Items from a data source
________________
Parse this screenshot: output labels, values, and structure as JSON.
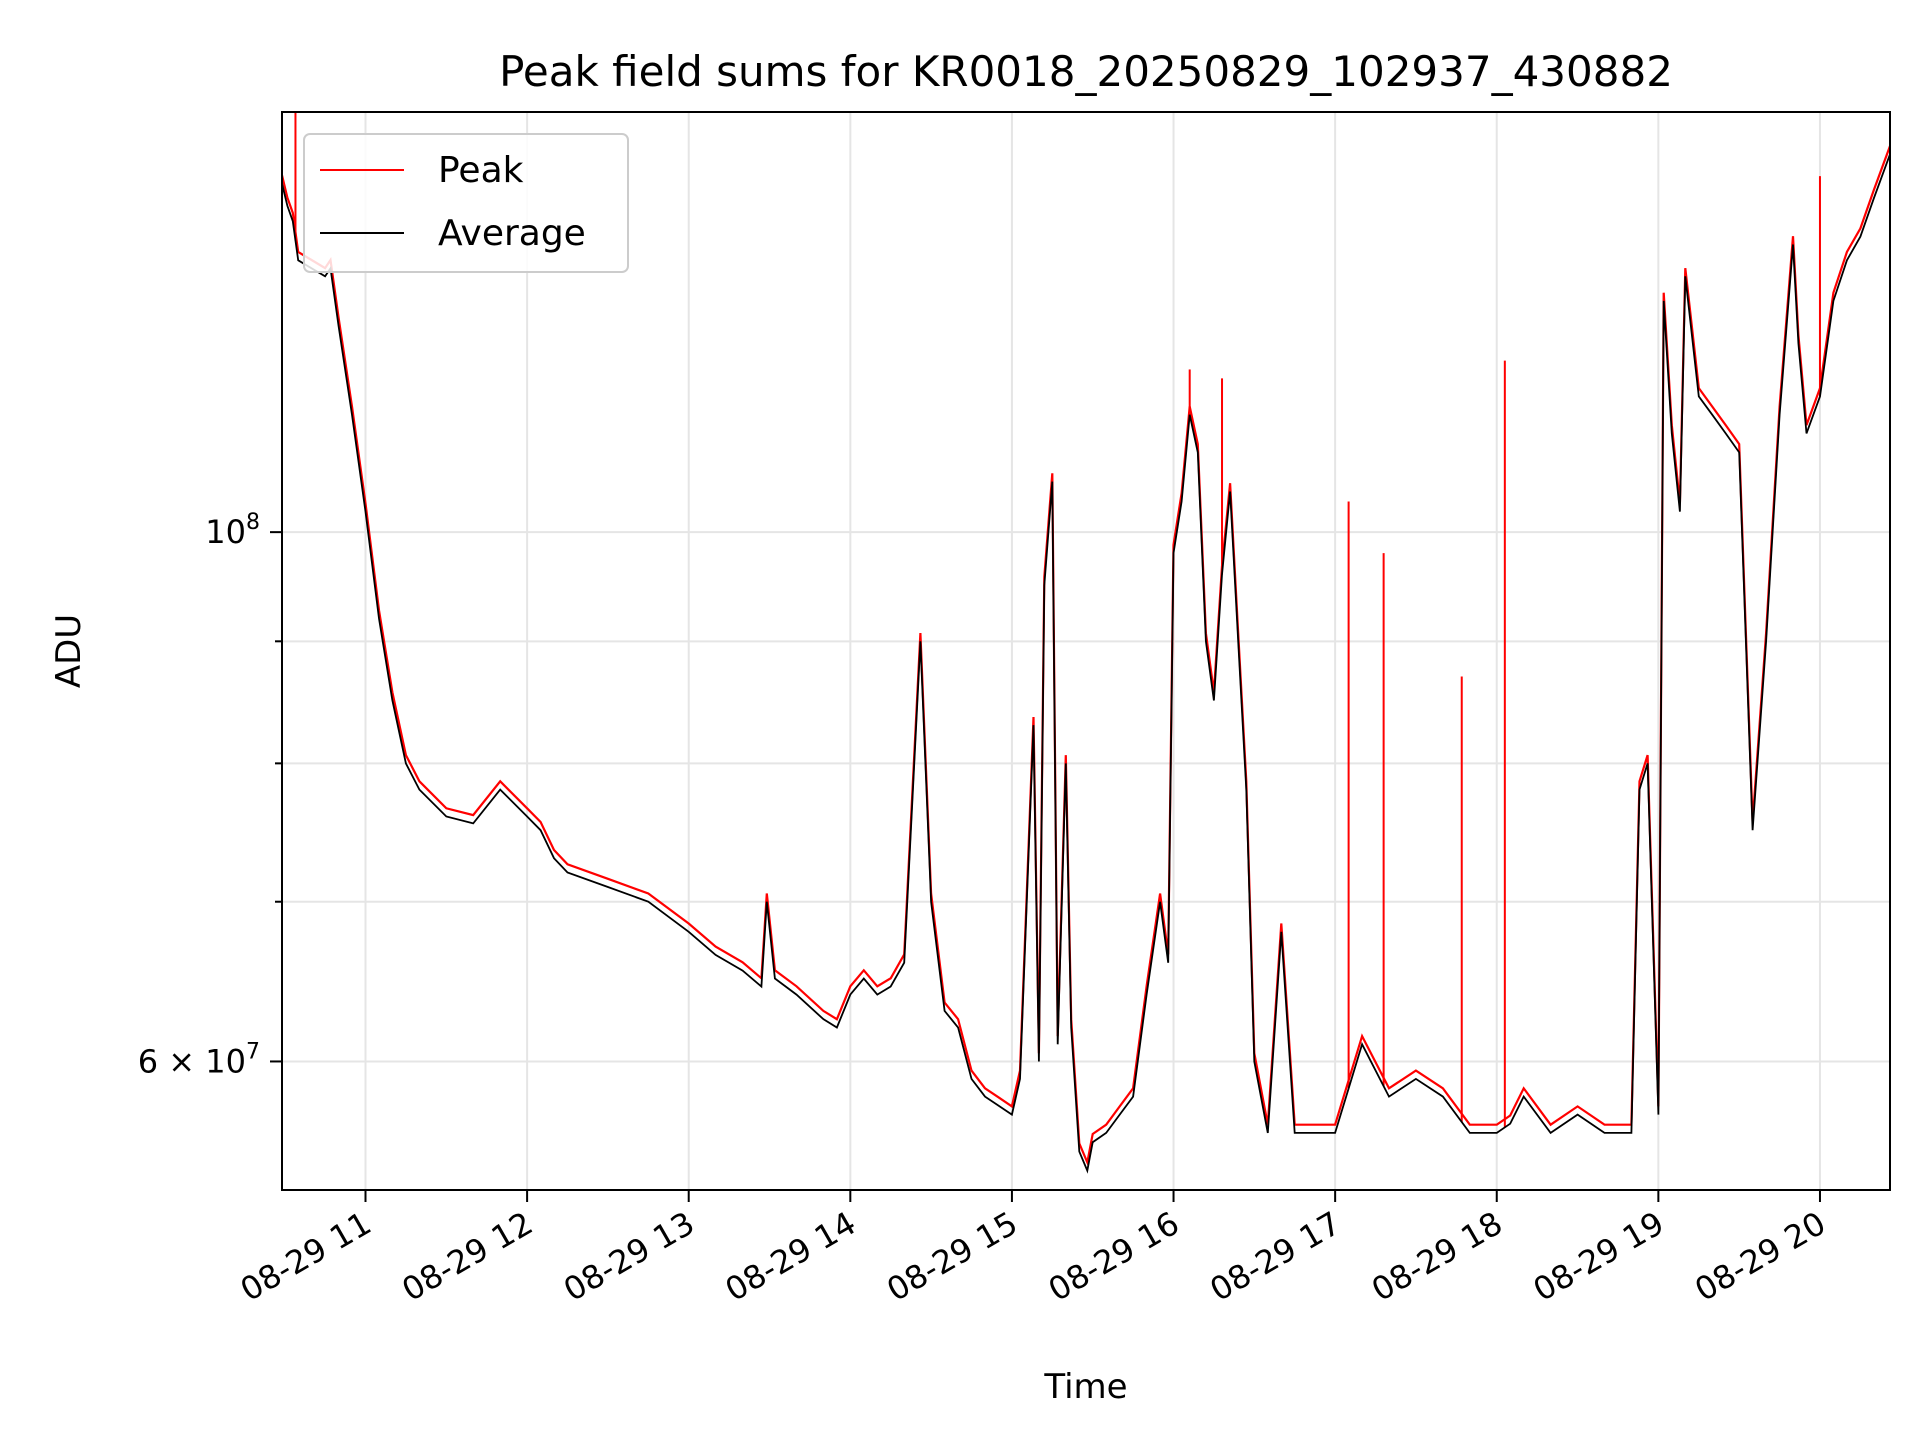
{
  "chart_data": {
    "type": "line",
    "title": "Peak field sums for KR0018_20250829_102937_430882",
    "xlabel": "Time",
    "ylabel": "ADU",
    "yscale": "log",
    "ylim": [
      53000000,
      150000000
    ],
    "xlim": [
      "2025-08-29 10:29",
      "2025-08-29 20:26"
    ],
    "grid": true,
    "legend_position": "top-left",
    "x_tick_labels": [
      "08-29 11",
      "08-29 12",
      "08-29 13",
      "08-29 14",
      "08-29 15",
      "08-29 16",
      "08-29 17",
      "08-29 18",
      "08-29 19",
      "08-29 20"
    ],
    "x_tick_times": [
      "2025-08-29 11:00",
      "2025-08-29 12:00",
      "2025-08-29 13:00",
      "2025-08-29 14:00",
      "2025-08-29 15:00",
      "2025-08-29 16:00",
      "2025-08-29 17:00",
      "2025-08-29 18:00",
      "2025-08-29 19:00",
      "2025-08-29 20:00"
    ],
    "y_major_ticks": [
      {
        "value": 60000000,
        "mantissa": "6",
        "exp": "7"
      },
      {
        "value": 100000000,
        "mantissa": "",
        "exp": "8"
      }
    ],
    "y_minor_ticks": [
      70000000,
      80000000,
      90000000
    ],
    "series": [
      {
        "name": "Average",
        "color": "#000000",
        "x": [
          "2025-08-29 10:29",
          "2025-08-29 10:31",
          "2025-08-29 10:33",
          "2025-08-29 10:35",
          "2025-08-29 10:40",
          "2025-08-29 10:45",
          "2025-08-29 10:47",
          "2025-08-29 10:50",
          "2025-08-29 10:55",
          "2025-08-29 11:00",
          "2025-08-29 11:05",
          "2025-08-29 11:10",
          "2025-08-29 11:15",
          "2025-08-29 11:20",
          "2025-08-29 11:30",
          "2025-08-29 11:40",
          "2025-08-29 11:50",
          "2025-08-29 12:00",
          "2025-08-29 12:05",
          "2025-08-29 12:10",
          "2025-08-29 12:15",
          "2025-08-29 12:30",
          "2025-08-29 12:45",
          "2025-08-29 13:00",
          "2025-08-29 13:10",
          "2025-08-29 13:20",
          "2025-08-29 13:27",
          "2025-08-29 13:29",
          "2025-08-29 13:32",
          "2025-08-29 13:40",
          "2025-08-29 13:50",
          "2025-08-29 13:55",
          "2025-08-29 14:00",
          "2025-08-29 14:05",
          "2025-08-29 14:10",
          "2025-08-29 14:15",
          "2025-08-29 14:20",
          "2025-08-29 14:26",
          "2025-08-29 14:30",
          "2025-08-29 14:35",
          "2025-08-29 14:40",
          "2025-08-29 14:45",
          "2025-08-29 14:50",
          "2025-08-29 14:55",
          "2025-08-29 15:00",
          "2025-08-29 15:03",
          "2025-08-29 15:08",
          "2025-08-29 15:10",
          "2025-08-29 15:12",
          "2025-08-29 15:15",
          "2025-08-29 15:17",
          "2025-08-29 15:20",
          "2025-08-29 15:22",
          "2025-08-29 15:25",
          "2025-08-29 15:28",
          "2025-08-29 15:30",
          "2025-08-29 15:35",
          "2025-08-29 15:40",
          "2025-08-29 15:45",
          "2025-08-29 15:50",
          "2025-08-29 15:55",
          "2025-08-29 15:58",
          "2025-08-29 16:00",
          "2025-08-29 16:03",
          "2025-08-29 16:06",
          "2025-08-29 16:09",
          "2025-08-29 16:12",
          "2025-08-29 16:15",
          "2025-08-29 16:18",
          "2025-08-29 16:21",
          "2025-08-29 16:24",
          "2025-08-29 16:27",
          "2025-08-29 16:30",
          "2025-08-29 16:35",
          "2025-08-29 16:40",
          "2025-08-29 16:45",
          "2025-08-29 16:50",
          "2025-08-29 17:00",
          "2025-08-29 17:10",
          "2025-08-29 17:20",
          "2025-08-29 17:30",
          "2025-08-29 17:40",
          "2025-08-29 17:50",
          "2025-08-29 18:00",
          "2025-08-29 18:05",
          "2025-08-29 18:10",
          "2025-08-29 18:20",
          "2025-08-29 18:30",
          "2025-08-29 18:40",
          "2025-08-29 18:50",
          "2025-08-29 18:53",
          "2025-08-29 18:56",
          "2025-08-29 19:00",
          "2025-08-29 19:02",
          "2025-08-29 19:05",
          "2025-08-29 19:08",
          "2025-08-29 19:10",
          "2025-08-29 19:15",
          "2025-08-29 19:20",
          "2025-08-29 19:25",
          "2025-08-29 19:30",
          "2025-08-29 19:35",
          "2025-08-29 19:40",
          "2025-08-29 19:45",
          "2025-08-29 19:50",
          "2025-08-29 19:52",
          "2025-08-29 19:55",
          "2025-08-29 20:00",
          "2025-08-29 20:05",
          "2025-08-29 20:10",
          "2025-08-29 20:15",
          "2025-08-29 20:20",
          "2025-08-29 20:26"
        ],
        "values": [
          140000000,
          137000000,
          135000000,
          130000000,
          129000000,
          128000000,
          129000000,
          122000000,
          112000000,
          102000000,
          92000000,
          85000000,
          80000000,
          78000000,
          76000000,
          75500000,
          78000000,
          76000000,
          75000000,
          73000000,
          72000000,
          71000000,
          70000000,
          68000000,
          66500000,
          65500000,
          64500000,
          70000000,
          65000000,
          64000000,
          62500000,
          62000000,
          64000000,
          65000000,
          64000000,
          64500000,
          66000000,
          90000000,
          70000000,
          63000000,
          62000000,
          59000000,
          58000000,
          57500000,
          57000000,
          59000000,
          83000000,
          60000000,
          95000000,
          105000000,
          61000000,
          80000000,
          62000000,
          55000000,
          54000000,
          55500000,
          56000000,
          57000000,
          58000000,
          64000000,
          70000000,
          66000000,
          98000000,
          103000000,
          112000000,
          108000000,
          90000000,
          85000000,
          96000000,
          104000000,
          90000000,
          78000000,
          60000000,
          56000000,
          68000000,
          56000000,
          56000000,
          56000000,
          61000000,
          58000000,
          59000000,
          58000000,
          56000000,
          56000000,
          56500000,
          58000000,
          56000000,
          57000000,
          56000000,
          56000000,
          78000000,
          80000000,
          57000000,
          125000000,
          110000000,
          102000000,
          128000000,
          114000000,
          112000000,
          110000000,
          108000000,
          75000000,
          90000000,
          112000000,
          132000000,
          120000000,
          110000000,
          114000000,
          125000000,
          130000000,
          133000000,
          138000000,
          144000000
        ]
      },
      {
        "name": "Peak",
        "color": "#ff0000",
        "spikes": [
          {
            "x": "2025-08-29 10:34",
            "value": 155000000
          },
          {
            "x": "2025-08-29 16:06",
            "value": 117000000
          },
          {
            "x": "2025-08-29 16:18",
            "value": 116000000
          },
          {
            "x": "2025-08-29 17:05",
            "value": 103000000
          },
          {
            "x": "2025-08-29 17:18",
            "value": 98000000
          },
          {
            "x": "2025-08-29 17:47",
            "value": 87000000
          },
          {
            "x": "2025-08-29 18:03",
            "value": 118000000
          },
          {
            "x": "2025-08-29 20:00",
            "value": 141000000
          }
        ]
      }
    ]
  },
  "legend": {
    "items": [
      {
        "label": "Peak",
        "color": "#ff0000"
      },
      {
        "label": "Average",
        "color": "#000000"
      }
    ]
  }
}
________________
◆ Instructions to follow: Take the data above and repeat it exactly, leaving each picture out.

◆ Complete output:
Parse this screenshot: output labels, values, and structure as JSON.
{
  "chart_data": {
    "type": "line",
    "title": "Peak field sums for KR0018_20250829_102937_430882",
    "xlabel": "Time",
    "ylabel": "ADU",
    "yscale": "log",
    "ylim": [
      53000000,
      150000000
    ],
    "xlim": [
      "2025-08-29 10:29",
      "2025-08-29 20:26"
    ],
    "grid": true,
    "legend_position": "top-left",
    "x_tick_labels": [
      "08-29 11",
      "08-29 12",
      "08-29 13",
      "08-29 14",
      "08-29 15",
      "08-29 16",
      "08-29 17",
      "08-29 18",
      "08-29 19",
      "08-29 20"
    ],
    "x_tick_times": [
      "2025-08-29 11:00",
      "2025-08-29 12:00",
      "2025-08-29 13:00",
      "2025-08-29 14:00",
      "2025-08-29 15:00",
      "2025-08-29 16:00",
      "2025-08-29 17:00",
      "2025-08-29 18:00",
      "2025-08-29 19:00",
      "2025-08-29 20:00"
    ],
    "y_major_ticks": [
      {
        "value": 60000000,
        "mantissa": "6",
        "exp": "7"
      },
      {
        "value": 100000000,
        "mantissa": "",
        "exp": "8"
      }
    ],
    "y_minor_ticks": [
      70000000,
      80000000,
      90000000
    ],
    "series": [
      {
        "name": "Average",
        "color": "#000000",
        "x": [
          "2025-08-29 10:29",
          "2025-08-29 10:31",
          "2025-08-29 10:33",
          "2025-08-29 10:35",
          "2025-08-29 10:40",
          "2025-08-29 10:45",
          "2025-08-29 10:47",
          "2025-08-29 10:50",
          "2025-08-29 10:55",
          "2025-08-29 11:00",
          "2025-08-29 11:05",
          "2025-08-29 11:10",
          "2025-08-29 11:15",
          "2025-08-29 11:20",
          "2025-08-29 11:30",
          "2025-08-29 11:40",
          "2025-08-29 11:50",
          "2025-08-29 12:00",
          "2025-08-29 12:05",
          "2025-08-29 12:10",
          "2025-08-29 12:15",
          "2025-08-29 12:30",
          "2025-08-29 12:45",
          "2025-08-29 13:00",
          "2025-08-29 13:10",
          "2025-08-29 13:20",
          "2025-08-29 13:27",
          "2025-08-29 13:29",
          "2025-08-29 13:32",
          "2025-08-29 13:40",
          "2025-08-29 13:50",
          "2025-08-29 13:55",
          "2025-08-29 14:00",
          "2025-08-29 14:05",
          "2025-08-29 14:10",
          "2025-08-29 14:15",
          "2025-08-29 14:20",
          "2025-08-29 14:26",
          "2025-08-29 14:30",
          "2025-08-29 14:35",
          "2025-08-29 14:40",
          "2025-08-29 14:45",
          "2025-08-29 14:50",
          "2025-08-29 14:55",
          "2025-08-29 15:00",
          "2025-08-29 15:03",
          "2025-08-29 15:08",
          "2025-08-29 15:10",
          "2025-08-29 15:12",
          "2025-08-29 15:15",
          "2025-08-29 15:17",
          "2025-08-29 15:20",
          "2025-08-29 15:22",
          "2025-08-29 15:25",
          "2025-08-29 15:28",
          "2025-08-29 15:30",
          "2025-08-29 15:35",
          "2025-08-29 15:40",
          "2025-08-29 15:45",
          "2025-08-29 15:50",
          "2025-08-29 15:55",
          "2025-08-29 15:58",
          "2025-08-29 16:00",
          "2025-08-29 16:03",
          "2025-08-29 16:06",
          "2025-08-29 16:09",
          "2025-08-29 16:12",
          "2025-08-29 16:15",
          "2025-08-29 16:18",
          "2025-08-29 16:21",
          "2025-08-29 16:24",
          "2025-08-29 16:27",
          "2025-08-29 16:30",
          "2025-08-29 16:35",
          "2025-08-29 16:40",
          "2025-08-29 16:45",
          "2025-08-29 16:50",
          "2025-08-29 17:00",
          "2025-08-29 17:10",
          "2025-08-29 17:20",
          "2025-08-29 17:30",
          "2025-08-29 17:40",
          "2025-08-29 17:50",
          "2025-08-29 18:00",
          "2025-08-29 18:05",
          "2025-08-29 18:10",
          "2025-08-29 18:20",
          "2025-08-29 18:30",
          "2025-08-29 18:40",
          "2025-08-29 18:50",
          "2025-08-29 18:53",
          "2025-08-29 18:56",
          "2025-08-29 19:00",
          "2025-08-29 19:02",
          "2025-08-29 19:05",
          "2025-08-29 19:08",
          "2025-08-29 19:10",
          "2025-08-29 19:15",
          "2025-08-29 19:20",
          "2025-08-29 19:25",
          "2025-08-29 19:30",
          "2025-08-29 19:35",
          "2025-08-29 19:40",
          "2025-08-29 19:45",
          "2025-08-29 19:50",
          "2025-08-29 19:52",
          "2025-08-29 19:55",
          "2025-08-29 20:00",
          "2025-08-29 20:05",
          "2025-08-29 20:10",
          "2025-08-29 20:15",
          "2025-08-29 20:20",
          "2025-08-29 20:26"
        ],
        "values": [
          140000000,
          137000000,
          135000000,
          130000000,
          129000000,
          128000000,
          129000000,
          122000000,
          112000000,
          102000000,
          92000000,
          85000000,
          80000000,
          78000000,
          76000000,
          75500000,
          78000000,
          76000000,
          75000000,
          73000000,
          72000000,
          71000000,
          70000000,
          68000000,
          66500000,
          65500000,
          64500000,
          70000000,
          65000000,
          64000000,
          62500000,
          62000000,
          64000000,
          65000000,
          64000000,
          64500000,
          66000000,
          90000000,
          70000000,
          63000000,
          62000000,
          59000000,
          58000000,
          57500000,
          57000000,
          59000000,
          83000000,
          60000000,
          95000000,
          105000000,
          61000000,
          80000000,
          62000000,
          55000000,
          54000000,
          55500000,
          56000000,
          57000000,
          58000000,
          64000000,
          70000000,
          66000000,
          98000000,
          103000000,
          112000000,
          108000000,
          90000000,
          85000000,
          96000000,
          104000000,
          90000000,
          78000000,
          60000000,
          56000000,
          68000000,
          56000000,
          56000000,
          56000000,
          61000000,
          58000000,
          59000000,
          58000000,
          56000000,
          56000000,
          56500000,
          58000000,
          56000000,
          57000000,
          56000000,
          56000000,
          78000000,
          80000000,
          57000000,
          125000000,
          110000000,
          102000000,
          128000000,
          114000000,
          112000000,
          110000000,
          108000000,
          75000000,
          90000000,
          112000000,
          132000000,
          120000000,
          110000000,
          114000000,
          125000000,
          130000000,
          133000000,
          138000000,
          144000000
        ]
      },
      {
        "name": "Peak",
        "color": "#ff0000",
        "spikes": [
          {
            "x": "2025-08-29 10:34",
            "value": 155000000
          },
          {
            "x": "2025-08-29 16:06",
            "value": 117000000
          },
          {
            "x": "2025-08-29 16:18",
            "value": 116000000
          },
          {
            "x": "2025-08-29 17:05",
            "value": 103000000
          },
          {
            "x": "2025-08-29 17:18",
            "value": 98000000
          },
          {
            "x": "2025-08-29 17:47",
            "value": 87000000
          },
          {
            "x": "2025-08-29 18:03",
            "value": 118000000
          },
          {
            "x": "2025-08-29 20:00",
            "value": 141000000
          }
        ]
      }
    ]
  },
  "legend": {
    "items": [
      {
        "label": "Peak",
        "color": "#ff0000"
      },
      {
        "label": "Average",
        "color": "#000000"
      }
    ]
  }
}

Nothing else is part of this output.